• Dataset extract
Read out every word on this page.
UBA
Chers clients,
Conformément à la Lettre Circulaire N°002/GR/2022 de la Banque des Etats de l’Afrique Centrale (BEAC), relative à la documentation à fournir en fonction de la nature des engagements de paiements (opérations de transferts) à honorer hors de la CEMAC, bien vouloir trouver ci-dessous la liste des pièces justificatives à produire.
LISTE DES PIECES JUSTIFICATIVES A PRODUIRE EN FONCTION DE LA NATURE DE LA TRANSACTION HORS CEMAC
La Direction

---

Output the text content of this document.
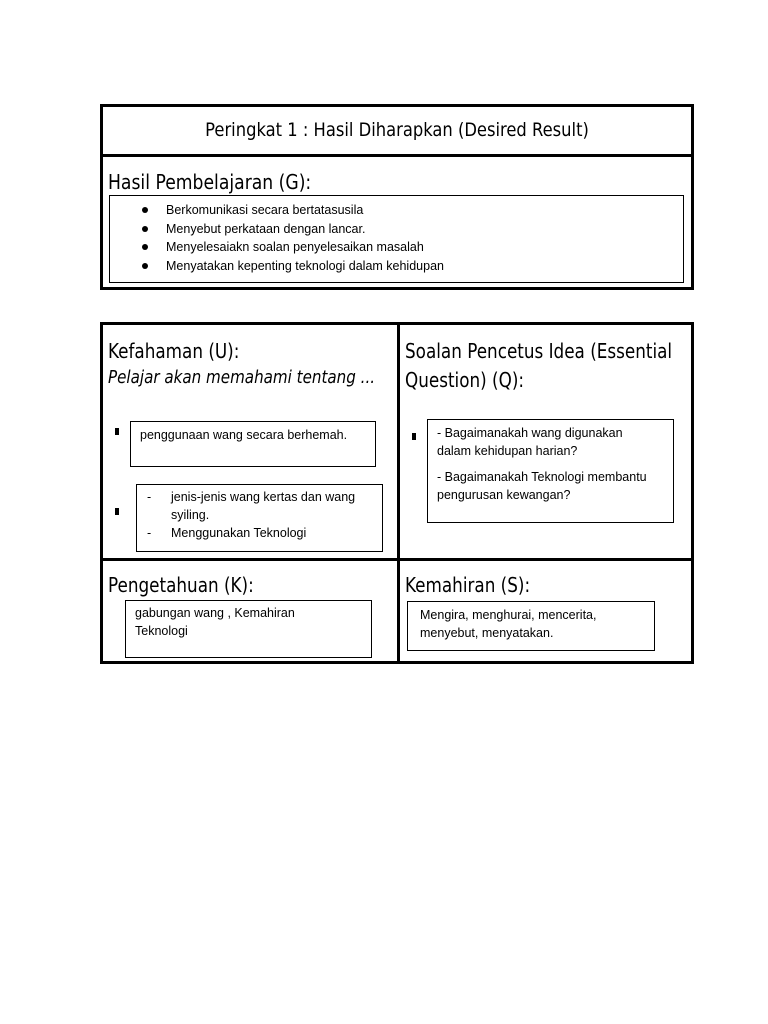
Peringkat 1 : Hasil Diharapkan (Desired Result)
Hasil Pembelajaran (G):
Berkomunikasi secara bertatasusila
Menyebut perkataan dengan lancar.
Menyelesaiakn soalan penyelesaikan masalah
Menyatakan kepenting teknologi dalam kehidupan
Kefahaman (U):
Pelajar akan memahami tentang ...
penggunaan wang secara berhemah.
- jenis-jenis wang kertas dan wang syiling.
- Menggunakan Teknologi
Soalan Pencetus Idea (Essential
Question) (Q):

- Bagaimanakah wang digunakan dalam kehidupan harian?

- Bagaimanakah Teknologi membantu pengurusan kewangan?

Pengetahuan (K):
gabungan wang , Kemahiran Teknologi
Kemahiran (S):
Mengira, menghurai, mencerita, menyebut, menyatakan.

• To be done
Show every line from the entries above in which "dalam" appears.

• Final result
Menyatakan kepenting teknologi dalam kehidupan
- Bagaimanakah wang digunakan dalam kehidupan harian?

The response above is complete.